> [Written request]: Below is a block of records: output all of them exactly and leave out the pictures.

> [Data excerpts]:
________________

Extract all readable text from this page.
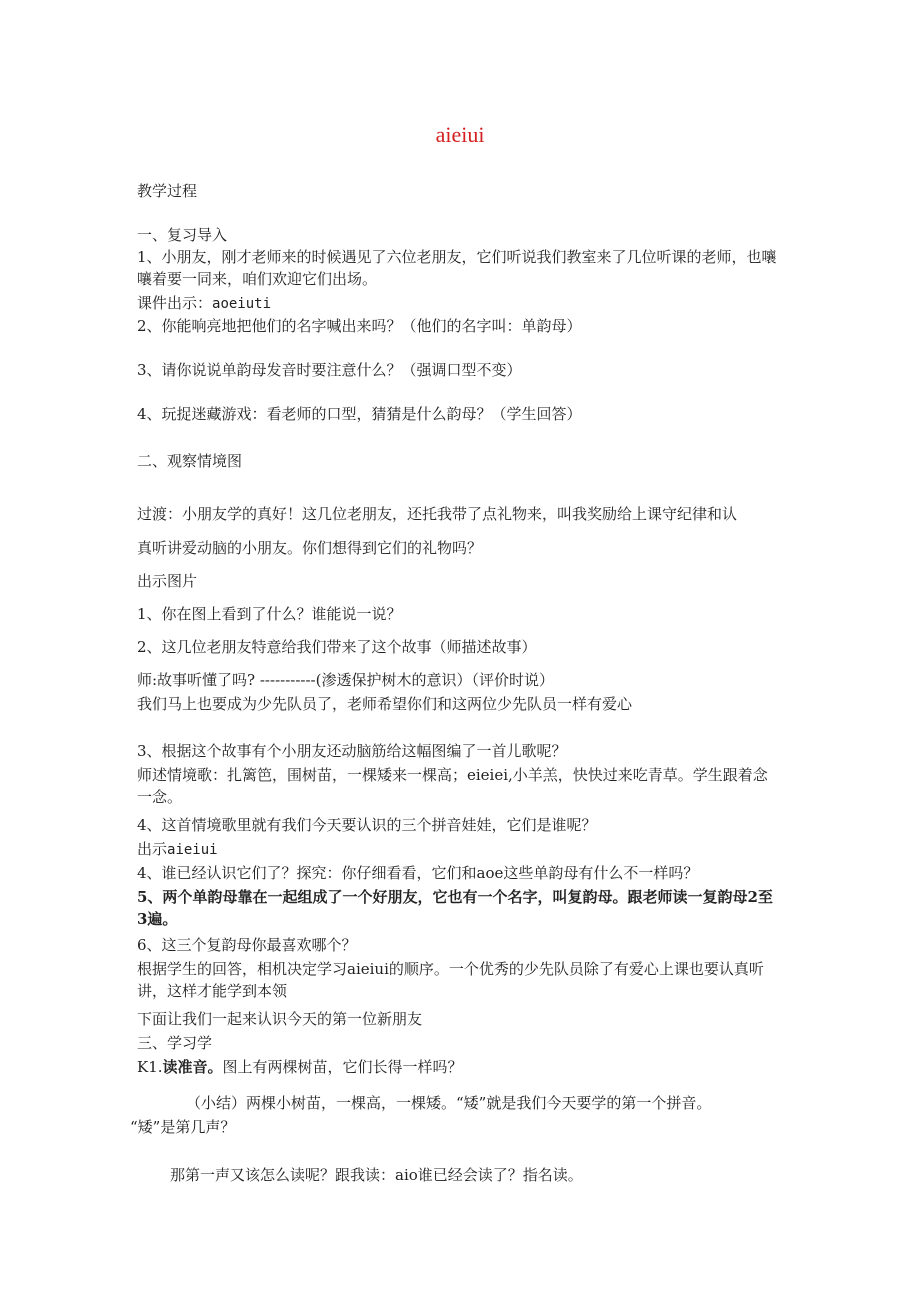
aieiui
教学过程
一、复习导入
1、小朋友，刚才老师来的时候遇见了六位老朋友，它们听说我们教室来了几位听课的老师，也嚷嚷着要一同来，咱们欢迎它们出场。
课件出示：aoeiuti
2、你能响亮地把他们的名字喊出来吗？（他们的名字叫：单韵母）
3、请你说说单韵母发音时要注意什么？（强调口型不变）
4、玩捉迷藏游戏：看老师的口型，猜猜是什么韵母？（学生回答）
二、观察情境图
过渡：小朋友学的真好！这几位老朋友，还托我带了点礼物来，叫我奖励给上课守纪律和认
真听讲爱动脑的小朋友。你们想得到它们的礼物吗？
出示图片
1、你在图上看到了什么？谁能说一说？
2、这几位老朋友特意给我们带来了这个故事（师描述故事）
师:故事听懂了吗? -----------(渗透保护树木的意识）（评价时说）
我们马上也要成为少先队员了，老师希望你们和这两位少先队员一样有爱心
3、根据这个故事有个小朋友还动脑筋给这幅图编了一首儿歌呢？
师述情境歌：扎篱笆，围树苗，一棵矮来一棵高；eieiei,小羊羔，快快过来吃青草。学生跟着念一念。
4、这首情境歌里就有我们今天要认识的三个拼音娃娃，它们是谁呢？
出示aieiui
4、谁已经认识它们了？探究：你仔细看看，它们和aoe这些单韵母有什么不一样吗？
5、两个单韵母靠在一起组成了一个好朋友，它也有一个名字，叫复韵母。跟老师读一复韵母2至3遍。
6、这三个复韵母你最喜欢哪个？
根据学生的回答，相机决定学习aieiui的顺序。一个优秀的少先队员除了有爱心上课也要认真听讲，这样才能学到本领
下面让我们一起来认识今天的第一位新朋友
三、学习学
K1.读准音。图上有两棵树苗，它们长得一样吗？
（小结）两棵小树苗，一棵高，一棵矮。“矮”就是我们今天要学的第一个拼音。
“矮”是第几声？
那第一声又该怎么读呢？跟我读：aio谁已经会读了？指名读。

________________

> [Answer below]:
Extract all readable text from this page.
aieiui
教学过程
一、复习导入
1、小朋友，刚才老师来的时候遇见了六位老朋友，它们听说我们教室来了几位听课的老师，也嚷嚷着要一同来，咱们欢迎它们出场。
课件出示：aoeiuti
2、你能响亮地把他们的名字喊出来吗？（他们的名字叫：单韵母）
3、请你说说单韵母发音时要注意什么？（强调口型不变）
4、玩捉迷藏游戏：看老师的口型，猜猜是什么韵母？（学生回答）
二、观察情境图
过渡：小朋友学的真好！这几位老朋友，还托我带了点礼物来，叫我奖励给上课守纪律和认
真听讲爱动脑的小朋友。你们想得到它们的礼物吗？
出示图片
1、你在图上看到了什么？谁能说一说？
2、这几位老朋友特意给我们带来了这个故事（师描述故事）
师:故事听懂了吗? -----------(渗透保护树木的意识）（评价时说）
我们马上也要成为少先队员了，老师希望你们和这两位少先队员一样有爱心
3、根据这个故事有个小朋友还动脑筋给这幅图编了一首儿歌呢？
师述情境歌：扎篱笆，围树苗，一棵矮来一棵高；eieiei,小羊羔，快快过来吃青草。学生跟着念一念。
4、这首情境歌里就有我们今天要认识的三个拼音娃娃，它们是谁呢？
出示aieiui
4、谁已经认识它们了？探究：你仔细看看，它们和aoe这些单韵母有什么不一样吗？
5、两个单韵母靠在一起组成了一个好朋友，它也有一个名字，叫复韵母。跟老师读一复韵母2至3遍。
6、这三个复韵母你最喜欢哪个？
根据学生的回答，相机决定学习aieiui的顺序。一个优秀的少先队员除了有爱心上课也要认真听讲，这样才能学到本领
下面让我们一起来认识今天的第一位新朋友
三、学习学
K1.读准音。图上有两棵树苗，它们长得一样吗？
（小结）两棵小树苗，一棵高，一棵矮。“矮”就是我们今天要学的第一个拼音。
“矮”是第几声？
那第一声又该怎么读呢？跟我读：aio谁已经会读了？指名读。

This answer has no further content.